-- START OF MATERIAL FOR THIS EXERCISE --
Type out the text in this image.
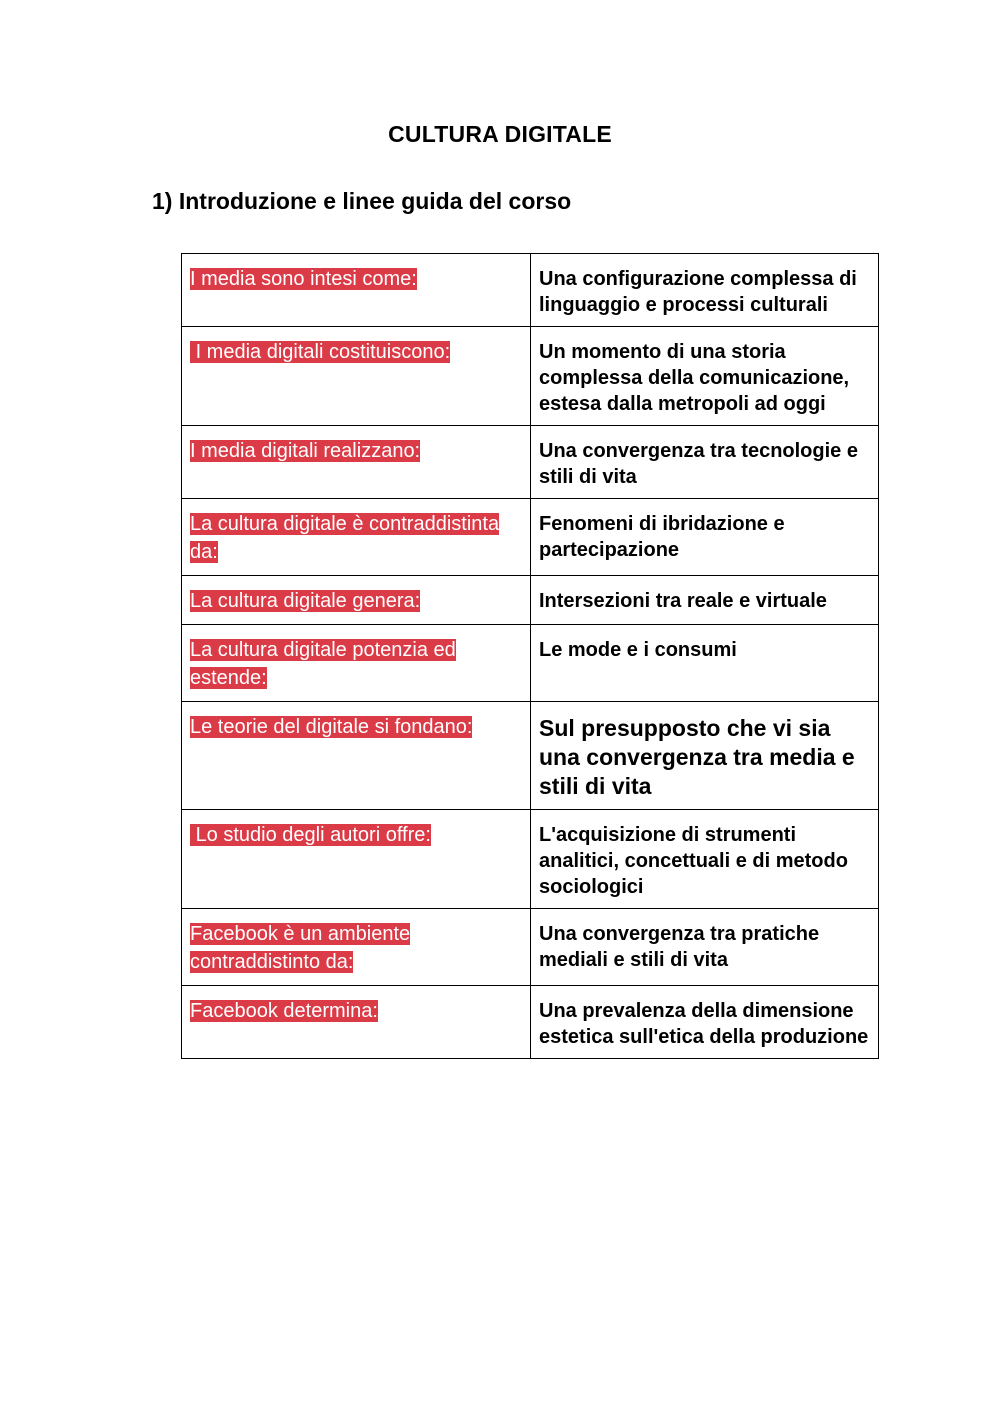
CULTURA DIGITALE
1) Introduzione e linee guida del corso
I media sono intesi come:	Una configurazione complessa di linguaggio e processi culturali

I media digitali costituiscono:	Un momento di una storia complessa della comunicazione, estesa dalla metropoli ad oggi

I media digitali realizzano:	Una convergenza tra tecnologie e stili di vita

La cultura digitale è contraddistinta da:	Fenomeni di ibridazione e partecipazione

La cultura digitale genera:	Intersezioni tra reale e virtuale

La cultura digitale potenzia ed estende:	Le mode e i consumi

Le teorie del digitale si fondano:	Sul presupposto che vi sia una convergenza tra media e stili di vita

Lo studio degli autori offre:	L'acquisizione di strumenti analitici, concettuali e di metodo sociologici

Facebook è un ambiente contraddistinto da:	Una convergenza tra pratiche mediali e stili di vita

Facebook determina:	Una prevalenza della dimensione estetica sull'etica della produzione
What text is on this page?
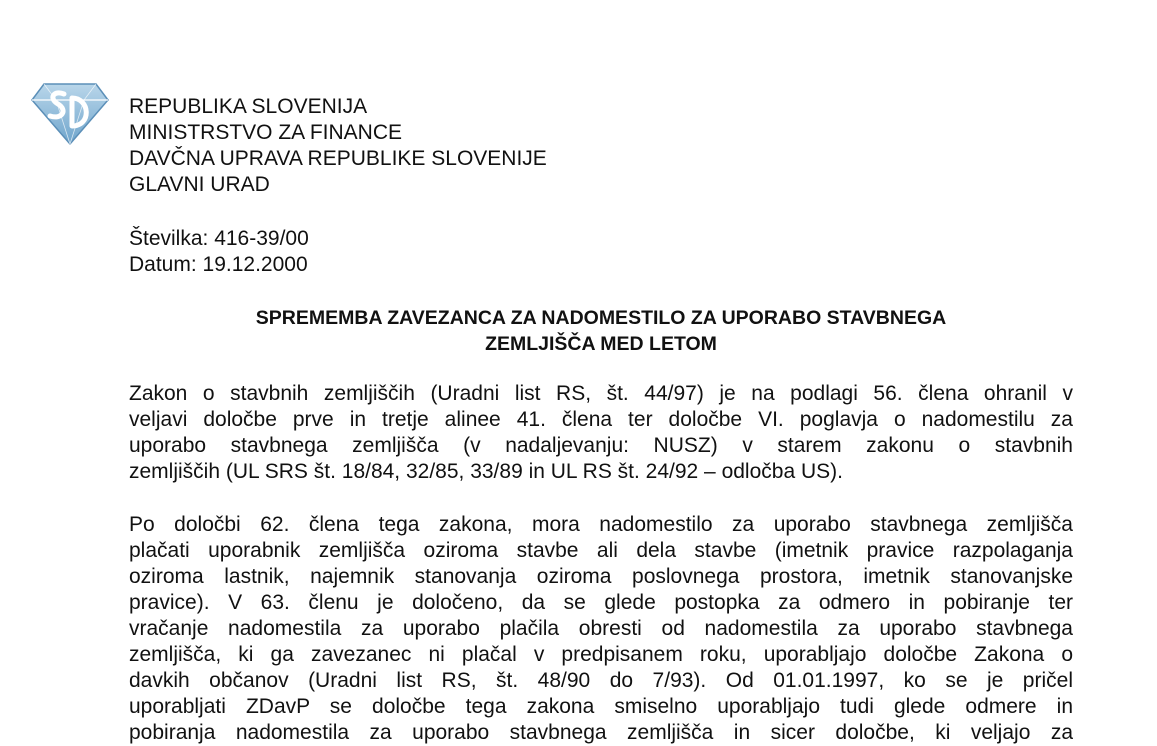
REPUBLIKA SLOVENIJA
MINISTRSTVO ZA FINANCE
DAVČNA UPRAVA REPUBLIKE SLOVENIJE
GLAVNI URAD
Številka: 416-39/00
Datum: 19.12.2000
SPREMEMBA ZAVEZANCA ZA NADOMESTILO ZA UPORABO STAVBNEGA
ZEMLJIŠČA MED LETOM
Zakon o stavbnih zemljiščih (Uradni list RS, št. 44/97) je na podlagi 56. člena ohranil v
veljavi določbe prve in tretje alinee 41. člena ter določbe VI. poglavja o nadomestilu za
uporabo stavbnega zemljišča (v nadaljevanju: NUSZ) v starem zakonu o stavbnih
zemljiščih (UL SRS št. 18/84, 32/85, 33/89 in UL RS št. 24/92 – odločba US).
Po določbi 62. člena tega zakona, mora nadomestilo za uporabo stavbnega zemljišča
plačati uporabnik zemljišča oziroma stavbe ali dela stavbe (imetnik pravice razpolaganja
oziroma lastnik, najemnik stanovanja oziroma poslovnega prostora, imetnik stanovanjske
pravice). V 63. členu je določeno, da se glede postopka za odmero in pobiranje ter
vračanje nadomestila za uporabo plačila obresti od nadomestila za uporabo stavbnega
zemljišča, ki ga zavezanec ni plačal v predpisanem roku, uporabljajo določbe Zakona o
davkih občanov (Uradni list RS, št. 48/90 do 7/93). Od 01.01.1997, ko se je pričel
uporabljati ZDavP se določbe tega zakona smiselno uporabljajo tudi glede odmere in
pobiranja nadomestila za uporabo stavbnega zemljišča in sicer določbe, ki veljajo za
-- END OF MATERIAL FOR THIS EXERCISE --
**STATED GOAL:** Return all lines with the word "vita" in them.

**RESULT OF THIS EXERCISE:**
I media digitali realizzano:	Una convergenza tra tecnologie e stili di vita
Le teorie del digitale si fondano:	Sul presupposto che vi sia una convergenza tra media e stili di vita
Facebook è un ambiente contraddistinto da:	Una convergenza tra pratiche mediali e stili di vita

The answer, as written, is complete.